── Records supplied ──

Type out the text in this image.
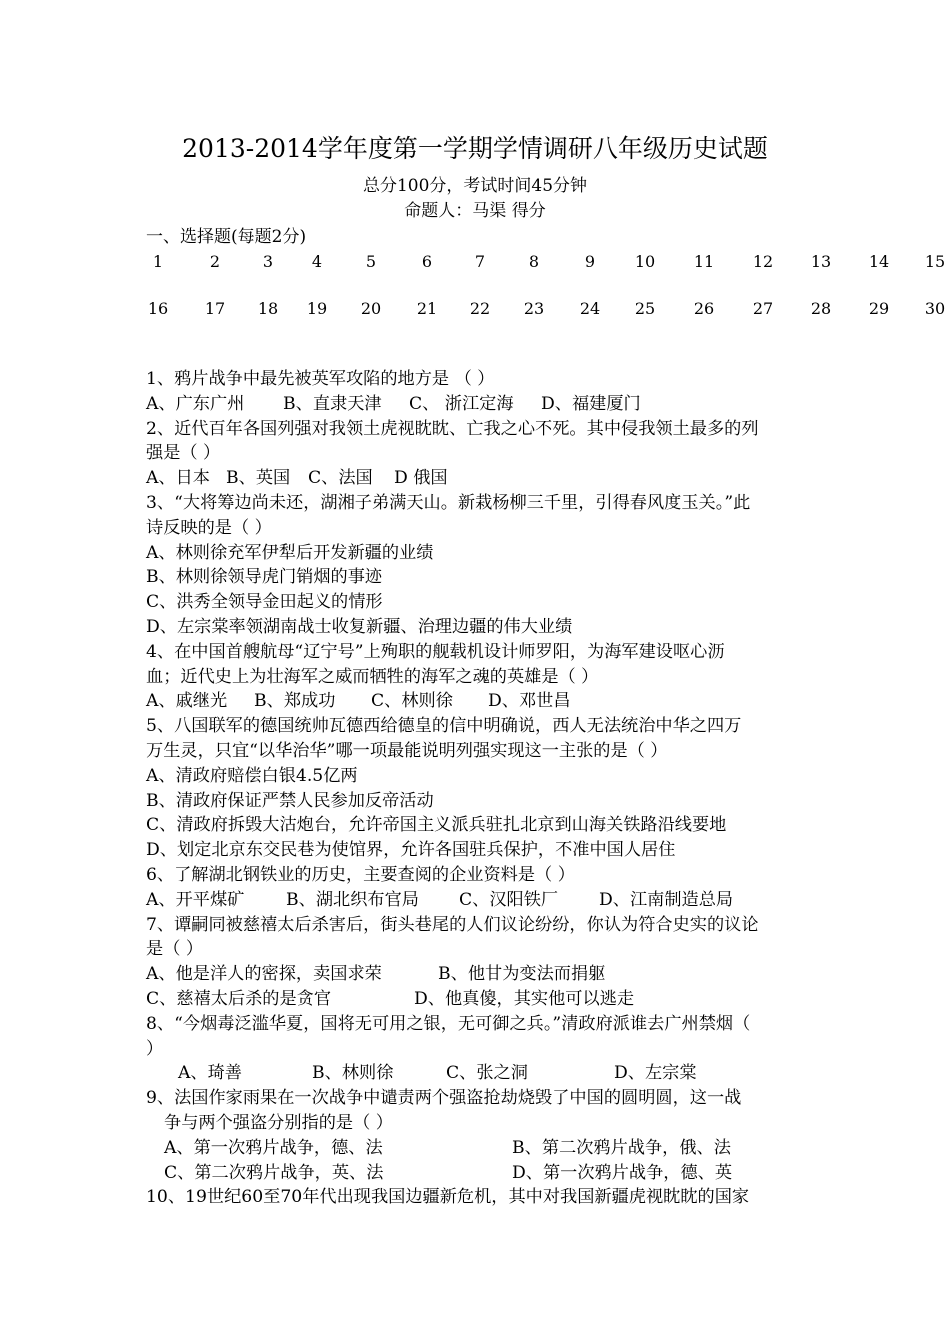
2013-2014学年度第一学期学情调研八年级历史试题
总分100分，考试时间45分钟
命题人：马渠 得分
一、选择题(每题2分)
1	2	3	4	5	6	7	8	9	10	11	12	13	14	15
16	17	18	19	20	21	22	23	24	25	26	27	28	29	30
1、鸦片战争中最先被英军攻陷的地方是 （ ）
A、广东广州	B、直隶天津	C、 浙江定海	D、福建厦门
2、近代百年各国列强对我领土虎视眈眈、亡我之心不死。其中侵我领土最多的列
强是（ ）
A、日本 B、英国	C、法国	D 俄国
3、“大将筹边尚未还，湖湘子弟满天山。新栽杨柳三千里，引得春风度玉关。”此
诗反映的是（ ）
A、林则徐充军伊犁后开发新疆的业绩
B、林则徐领导虎门销烟的事迹
C、洪秀全领导金田起义的情形
D、左宗棠率领湖南战士收复新疆、治理边疆的伟大业绩
4、在中国首艘航母“辽宁号”上殉职的舰载机设计师罗阳，为海军建设呕心沥
血；近代史上为壮海军之威而牺牲的海军之魂的英雄是（ ）
A、戚继光	B、郑成功	C、林则徐	D、邓世昌
5、八国联军的德国统帅瓦德西给德皇的信中明确说，西人无法统治中华之四万
万生灵，只宜“以华治华”哪一项最能说明列强实现这一主张的是（ ）
A、清政府赔偿白银4.5亿两
B、清政府保证严禁人民参加反帝活动
C、清政府拆毁大沽炮台，允许帝国主义派兵驻扎北京到山海关铁路沿线要地
D、划定北京东交民巷为使馆界，允许各国驻兵保护，不准中国人居住
6、了解湖北钢铁业的历史，主要查阅的企业资料是（ ）
A、开平煤矿	B、湖北织布官局	C、汉阳铁厂	D、江南制造总局
7、谭嗣同被慈禧太后杀害后，街头巷尾的人们议论纷纷，你认为符合史实的议论
是（ ）
A、他是洋人的密探，卖国求荣	B、他甘为变法而捐躯
C、慈禧太后杀的是贪官	D、他真傻，其实他可以逃走
8、“今烟毒泛滥华夏，国将无可用之银，无可御之兵。”清政府派谁去广州禁烟（
）
A、琦善	B、林则徐	C、张之洞	D、左宗棠
9、法国作家雨果在一次战争中谴责两个强盗抢劫烧毁了中国的圆明圆，这一战
争与两个强盗分别指的是（ ）
A、第一次鸦片战争，德、法	B、第二次鸦片战争，俄、法
C、第二次鸦片战争，英、法	D、第一次鸦片战争，德、英
10、19世纪60至70年代出现我国边疆新危机，其中对我国新疆虎视眈眈的国家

───

Objective
Reproduce the whole listing word for word, setting aside any pictures.

Solution to this exercise
Type out the text in this image.
2013-2014学年度第一学期学情调研八年级历史试题
总分100分，考试时间45分钟
命题人：马渠 得分
一、选择题(每题2分)
1	2	3	4	5	6	7	8	9	10	11	12	13	14	15
16	17	18	19	20	21	22	23	24	25	26	27	28	29	30
1、鸦片战争中最先被英军攻陷的地方是 （ ）
A、广东广州	B、直隶天津	C、 浙江定海	D、福建厦门
2、近代百年各国列强对我领土虎视眈眈、亡我之心不死。其中侵我领土最多的列
强是（ ）
A、日本 B、英国	C、法国	D 俄国
3、“大将筹边尚未还，湖湘子弟满天山。新栽杨柳三千里，引得春风度玉关。”此
诗反映的是（ ）
A、林则徐充军伊犁后开发新疆的业绩
B、林则徐领导虎门销烟的事迹
C、洪秀全领导金田起义的情形
D、左宗棠率领湖南战士收复新疆、治理边疆的伟大业绩
4、在中国首艘航母“辽宁号”上殉职的舰载机设计师罗阳，为海军建设呕心沥
血；近代史上为壮海军之威而牺牲的海军之魂的英雄是（ ）
A、戚继光	B、郑成功	C、林则徐	D、邓世昌
5、八国联军的德国统帅瓦德西给德皇的信中明确说，西人无法统治中华之四万
万生灵，只宜“以华治华”哪一项最能说明列强实现这一主张的是（ ）
A、清政府赔偿白银4.5亿两
B、清政府保证严禁人民参加反帝活动
C、清政府拆毁大沽炮台，允许帝国主义派兵驻扎北京到山海关铁路沿线要地
D、划定北京东交民巷为使馆界，允许各国驻兵保护，不准中国人居住
6、了解湖北钢铁业的历史，主要查阅的企业资料是（ ）
A、开平煤矿	B、湖北织布官局	C、汉阳铁厂	D、江南制造总局
7、谭嗣同被慈禧太后杀害后，街头巷尾的人们议论纷纷，你认为符合史实的议论
是（ ）
A、他是洋人的密探，卖国求荣	B、他甘为变法而捐躯
C、慈禧太后杀的是贪官	D、他真傻，其实他可以逃走
8、“今烟毒泛滥华夏，国将无可用之银，无可御之兵。”清政府派谁去广州禁烟（
）
A、琦善	B、林则徐	C、张之洞	D、左宗棠
9、法国作家雨果在一次战争中谴责两个强盗抢劫烧毁了中国的圆明圆，这一战
争与两个强盗分别指的是（ ）
A、第一次鸦片战争，德、法	B、第二次鸦片战争，俄、法
C、第二次鸦片战争，英、法	D、第一次鸦片战争，德、英
10、19世纪60至70年代出现我国边疆新危机，其中对我国新疆虎视眈眈的国家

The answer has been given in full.